> [Data lines]
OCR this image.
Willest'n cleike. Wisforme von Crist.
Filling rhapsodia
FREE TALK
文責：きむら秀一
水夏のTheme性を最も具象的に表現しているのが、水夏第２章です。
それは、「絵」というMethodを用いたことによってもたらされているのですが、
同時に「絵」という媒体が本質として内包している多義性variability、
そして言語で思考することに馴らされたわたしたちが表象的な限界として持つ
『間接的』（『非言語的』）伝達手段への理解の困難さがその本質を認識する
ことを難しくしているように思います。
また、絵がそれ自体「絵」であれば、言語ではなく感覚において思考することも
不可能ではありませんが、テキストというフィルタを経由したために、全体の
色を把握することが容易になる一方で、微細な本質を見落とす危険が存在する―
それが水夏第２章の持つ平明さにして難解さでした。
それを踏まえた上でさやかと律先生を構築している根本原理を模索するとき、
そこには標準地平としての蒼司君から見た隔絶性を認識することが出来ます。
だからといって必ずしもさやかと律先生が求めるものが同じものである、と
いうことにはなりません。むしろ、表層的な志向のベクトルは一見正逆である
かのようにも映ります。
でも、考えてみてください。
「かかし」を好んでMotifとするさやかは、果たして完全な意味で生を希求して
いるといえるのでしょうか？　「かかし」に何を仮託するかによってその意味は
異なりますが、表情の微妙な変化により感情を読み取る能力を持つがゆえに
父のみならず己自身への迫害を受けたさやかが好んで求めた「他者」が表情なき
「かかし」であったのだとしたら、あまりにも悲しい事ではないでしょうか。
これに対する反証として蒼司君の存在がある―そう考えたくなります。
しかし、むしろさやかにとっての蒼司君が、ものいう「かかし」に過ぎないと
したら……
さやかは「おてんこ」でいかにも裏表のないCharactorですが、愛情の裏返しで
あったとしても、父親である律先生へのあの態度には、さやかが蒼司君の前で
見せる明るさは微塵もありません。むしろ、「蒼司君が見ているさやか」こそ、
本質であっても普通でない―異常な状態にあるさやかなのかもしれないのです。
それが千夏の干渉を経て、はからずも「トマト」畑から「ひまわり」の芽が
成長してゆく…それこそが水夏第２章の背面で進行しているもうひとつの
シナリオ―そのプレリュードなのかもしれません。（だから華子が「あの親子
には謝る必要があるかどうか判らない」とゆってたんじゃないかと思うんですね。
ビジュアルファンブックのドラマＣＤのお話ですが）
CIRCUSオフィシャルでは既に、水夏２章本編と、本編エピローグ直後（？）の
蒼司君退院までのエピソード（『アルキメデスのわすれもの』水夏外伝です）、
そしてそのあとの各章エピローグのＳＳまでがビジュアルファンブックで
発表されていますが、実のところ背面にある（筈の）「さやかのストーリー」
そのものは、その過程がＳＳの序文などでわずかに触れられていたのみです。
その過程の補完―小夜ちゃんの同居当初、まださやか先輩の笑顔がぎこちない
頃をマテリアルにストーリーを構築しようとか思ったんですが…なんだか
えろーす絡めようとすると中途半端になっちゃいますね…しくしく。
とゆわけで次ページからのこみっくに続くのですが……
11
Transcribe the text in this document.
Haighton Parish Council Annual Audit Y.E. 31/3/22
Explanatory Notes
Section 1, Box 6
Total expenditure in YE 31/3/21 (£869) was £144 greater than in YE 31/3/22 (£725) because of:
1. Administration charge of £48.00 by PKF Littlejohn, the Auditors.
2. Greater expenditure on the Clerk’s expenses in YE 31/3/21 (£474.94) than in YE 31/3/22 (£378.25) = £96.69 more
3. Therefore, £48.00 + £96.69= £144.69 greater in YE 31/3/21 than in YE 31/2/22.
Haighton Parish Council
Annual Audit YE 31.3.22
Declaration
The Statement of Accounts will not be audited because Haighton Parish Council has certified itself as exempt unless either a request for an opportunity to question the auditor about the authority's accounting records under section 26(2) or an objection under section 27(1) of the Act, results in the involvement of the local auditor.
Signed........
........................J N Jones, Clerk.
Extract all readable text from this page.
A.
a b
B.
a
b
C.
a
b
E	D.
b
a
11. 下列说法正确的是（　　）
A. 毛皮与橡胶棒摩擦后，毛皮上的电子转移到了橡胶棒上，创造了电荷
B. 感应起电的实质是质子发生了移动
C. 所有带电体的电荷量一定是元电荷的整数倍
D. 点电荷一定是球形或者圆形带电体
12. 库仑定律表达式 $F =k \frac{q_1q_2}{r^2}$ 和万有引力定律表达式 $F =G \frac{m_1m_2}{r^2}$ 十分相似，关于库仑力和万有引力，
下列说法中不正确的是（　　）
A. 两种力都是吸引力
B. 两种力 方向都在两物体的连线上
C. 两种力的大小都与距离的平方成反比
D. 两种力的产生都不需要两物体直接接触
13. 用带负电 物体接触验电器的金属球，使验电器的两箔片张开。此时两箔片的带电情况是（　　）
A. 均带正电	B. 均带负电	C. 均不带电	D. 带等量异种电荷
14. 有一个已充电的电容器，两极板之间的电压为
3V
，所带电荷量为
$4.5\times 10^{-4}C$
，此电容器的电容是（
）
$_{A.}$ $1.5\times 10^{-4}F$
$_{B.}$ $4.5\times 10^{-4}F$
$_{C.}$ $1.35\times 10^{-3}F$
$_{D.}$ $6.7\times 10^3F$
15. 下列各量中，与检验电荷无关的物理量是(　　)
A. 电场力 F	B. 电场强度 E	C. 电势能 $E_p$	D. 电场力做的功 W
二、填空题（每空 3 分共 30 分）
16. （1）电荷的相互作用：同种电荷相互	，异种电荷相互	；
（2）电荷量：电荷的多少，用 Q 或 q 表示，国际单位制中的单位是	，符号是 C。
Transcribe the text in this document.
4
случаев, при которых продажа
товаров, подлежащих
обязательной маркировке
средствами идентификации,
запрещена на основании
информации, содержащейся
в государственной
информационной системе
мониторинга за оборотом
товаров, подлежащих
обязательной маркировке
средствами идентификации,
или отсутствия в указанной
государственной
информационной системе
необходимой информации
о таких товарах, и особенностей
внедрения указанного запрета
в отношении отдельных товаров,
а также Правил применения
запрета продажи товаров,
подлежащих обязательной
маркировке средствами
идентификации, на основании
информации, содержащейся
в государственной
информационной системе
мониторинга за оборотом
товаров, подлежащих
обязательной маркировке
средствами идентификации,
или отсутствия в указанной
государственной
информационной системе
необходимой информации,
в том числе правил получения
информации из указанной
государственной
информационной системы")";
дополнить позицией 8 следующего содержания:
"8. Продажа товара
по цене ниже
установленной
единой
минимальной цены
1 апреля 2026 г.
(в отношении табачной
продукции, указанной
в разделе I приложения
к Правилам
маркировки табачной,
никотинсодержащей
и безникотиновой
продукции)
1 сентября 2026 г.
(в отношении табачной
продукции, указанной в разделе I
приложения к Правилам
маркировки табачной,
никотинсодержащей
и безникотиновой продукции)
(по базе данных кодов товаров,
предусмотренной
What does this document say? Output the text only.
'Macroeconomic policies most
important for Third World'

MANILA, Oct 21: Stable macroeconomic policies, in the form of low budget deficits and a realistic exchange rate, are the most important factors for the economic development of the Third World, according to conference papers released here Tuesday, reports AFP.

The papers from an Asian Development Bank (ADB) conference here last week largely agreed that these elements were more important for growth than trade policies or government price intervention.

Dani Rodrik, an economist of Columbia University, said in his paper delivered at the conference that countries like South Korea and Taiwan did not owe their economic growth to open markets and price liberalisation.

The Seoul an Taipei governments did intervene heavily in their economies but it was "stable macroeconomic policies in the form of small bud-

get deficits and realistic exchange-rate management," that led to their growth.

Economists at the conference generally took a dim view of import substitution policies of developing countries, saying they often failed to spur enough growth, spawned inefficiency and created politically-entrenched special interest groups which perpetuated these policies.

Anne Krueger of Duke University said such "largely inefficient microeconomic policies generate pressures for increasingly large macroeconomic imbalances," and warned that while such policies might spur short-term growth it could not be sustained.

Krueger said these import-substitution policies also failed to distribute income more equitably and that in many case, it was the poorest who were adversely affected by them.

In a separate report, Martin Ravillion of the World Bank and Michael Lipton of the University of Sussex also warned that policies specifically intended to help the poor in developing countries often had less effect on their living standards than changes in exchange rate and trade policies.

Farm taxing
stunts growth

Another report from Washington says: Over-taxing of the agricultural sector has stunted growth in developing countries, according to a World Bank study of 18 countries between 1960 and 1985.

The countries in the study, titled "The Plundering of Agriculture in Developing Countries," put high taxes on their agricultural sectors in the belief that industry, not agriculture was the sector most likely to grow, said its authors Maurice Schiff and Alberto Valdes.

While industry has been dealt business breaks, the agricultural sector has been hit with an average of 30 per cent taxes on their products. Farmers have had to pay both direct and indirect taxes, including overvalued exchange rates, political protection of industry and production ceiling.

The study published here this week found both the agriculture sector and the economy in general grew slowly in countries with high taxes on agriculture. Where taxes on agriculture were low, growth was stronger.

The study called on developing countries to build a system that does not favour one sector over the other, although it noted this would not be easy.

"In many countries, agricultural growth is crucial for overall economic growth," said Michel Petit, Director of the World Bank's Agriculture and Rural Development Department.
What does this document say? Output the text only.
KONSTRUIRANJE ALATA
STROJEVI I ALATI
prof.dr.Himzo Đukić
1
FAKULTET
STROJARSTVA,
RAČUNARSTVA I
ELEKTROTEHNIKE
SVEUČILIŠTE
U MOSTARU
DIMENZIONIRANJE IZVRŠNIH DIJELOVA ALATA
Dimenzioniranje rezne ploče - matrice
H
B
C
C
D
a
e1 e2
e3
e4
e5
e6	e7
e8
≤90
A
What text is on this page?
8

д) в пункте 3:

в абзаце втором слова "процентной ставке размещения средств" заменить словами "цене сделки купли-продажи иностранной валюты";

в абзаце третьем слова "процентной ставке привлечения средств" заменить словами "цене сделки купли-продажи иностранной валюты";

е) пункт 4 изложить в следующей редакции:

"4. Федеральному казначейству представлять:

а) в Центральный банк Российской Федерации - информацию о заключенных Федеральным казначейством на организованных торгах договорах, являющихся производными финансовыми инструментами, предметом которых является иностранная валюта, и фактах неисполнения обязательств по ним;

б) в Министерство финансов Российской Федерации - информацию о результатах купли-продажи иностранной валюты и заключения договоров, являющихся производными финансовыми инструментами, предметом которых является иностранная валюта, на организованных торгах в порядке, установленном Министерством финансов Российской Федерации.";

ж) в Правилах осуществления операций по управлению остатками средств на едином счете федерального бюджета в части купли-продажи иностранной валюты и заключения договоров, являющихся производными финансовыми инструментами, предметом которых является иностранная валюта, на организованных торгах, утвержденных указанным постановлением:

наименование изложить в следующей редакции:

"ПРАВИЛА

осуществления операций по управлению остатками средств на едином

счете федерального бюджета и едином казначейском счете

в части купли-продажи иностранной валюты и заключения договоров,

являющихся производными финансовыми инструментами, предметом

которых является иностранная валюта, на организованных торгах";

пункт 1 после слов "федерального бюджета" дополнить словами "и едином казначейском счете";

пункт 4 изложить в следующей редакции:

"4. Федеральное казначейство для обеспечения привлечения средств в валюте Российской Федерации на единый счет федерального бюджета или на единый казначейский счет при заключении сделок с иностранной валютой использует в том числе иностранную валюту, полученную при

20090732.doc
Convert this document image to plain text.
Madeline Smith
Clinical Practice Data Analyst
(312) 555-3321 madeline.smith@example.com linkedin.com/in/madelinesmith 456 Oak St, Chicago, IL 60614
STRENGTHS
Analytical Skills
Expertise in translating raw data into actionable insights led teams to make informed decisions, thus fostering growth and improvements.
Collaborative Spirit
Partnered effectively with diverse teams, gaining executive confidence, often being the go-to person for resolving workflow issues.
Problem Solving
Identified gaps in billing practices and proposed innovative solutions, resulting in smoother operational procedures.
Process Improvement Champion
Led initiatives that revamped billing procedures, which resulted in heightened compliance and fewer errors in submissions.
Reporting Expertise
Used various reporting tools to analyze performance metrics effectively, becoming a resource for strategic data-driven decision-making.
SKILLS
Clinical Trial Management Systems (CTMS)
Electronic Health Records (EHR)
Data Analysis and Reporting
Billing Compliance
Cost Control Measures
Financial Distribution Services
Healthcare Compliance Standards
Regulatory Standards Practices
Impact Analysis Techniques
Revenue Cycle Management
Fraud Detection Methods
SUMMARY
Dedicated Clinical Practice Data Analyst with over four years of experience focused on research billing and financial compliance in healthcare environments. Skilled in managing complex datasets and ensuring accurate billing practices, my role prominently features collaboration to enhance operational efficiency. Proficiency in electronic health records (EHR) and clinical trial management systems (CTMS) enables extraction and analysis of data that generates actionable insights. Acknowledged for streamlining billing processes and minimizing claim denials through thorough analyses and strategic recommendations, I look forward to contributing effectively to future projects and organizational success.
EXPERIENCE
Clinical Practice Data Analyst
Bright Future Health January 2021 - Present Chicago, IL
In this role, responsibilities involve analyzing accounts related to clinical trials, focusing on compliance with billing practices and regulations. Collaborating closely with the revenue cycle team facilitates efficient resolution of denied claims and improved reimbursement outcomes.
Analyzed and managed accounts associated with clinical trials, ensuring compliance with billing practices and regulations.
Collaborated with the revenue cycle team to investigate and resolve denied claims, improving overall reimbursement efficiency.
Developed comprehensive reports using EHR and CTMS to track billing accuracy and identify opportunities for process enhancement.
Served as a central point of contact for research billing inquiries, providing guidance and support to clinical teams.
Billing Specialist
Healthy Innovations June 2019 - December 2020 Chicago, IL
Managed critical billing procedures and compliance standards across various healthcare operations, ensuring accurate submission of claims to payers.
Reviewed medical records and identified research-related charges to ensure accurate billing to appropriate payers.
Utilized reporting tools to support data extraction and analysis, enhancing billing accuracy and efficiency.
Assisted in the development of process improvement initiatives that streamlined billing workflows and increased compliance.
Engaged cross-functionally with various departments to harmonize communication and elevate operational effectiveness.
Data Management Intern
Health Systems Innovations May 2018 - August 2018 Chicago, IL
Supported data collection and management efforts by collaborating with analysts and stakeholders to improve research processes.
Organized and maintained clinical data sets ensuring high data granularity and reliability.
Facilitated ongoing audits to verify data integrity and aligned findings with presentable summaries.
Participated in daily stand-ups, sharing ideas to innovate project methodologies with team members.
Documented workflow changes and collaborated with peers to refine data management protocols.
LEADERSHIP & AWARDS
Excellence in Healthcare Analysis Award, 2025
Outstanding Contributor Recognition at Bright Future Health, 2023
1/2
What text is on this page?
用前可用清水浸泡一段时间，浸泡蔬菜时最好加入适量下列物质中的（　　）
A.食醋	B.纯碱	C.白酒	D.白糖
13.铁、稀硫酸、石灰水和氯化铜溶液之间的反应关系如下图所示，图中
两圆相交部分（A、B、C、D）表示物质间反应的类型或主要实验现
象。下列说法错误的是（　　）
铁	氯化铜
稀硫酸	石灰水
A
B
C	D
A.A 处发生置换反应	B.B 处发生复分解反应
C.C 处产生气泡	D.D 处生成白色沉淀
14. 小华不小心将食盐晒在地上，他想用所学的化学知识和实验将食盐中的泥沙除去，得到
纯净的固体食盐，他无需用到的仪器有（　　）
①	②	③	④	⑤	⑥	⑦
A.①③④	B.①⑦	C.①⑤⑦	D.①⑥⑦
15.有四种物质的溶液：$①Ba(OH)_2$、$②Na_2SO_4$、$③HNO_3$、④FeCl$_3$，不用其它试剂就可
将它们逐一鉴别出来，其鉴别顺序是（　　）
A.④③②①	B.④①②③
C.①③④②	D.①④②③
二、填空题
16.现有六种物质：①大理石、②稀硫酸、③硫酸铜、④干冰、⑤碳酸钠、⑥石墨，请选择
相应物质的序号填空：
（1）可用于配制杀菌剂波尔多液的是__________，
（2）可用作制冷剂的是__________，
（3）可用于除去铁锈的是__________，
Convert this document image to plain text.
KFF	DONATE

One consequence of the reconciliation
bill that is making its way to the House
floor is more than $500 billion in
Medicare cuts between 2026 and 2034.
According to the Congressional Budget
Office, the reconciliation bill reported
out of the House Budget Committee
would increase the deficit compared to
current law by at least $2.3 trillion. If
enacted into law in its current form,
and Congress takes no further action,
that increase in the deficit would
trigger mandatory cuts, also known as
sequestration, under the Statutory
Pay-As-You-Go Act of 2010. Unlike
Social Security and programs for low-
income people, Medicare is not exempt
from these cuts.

> [Exercise description]
Pick out the lines containing the word "House" and show them.

> [The solution]
bill that is making its way to the House
out of the House Budget Committee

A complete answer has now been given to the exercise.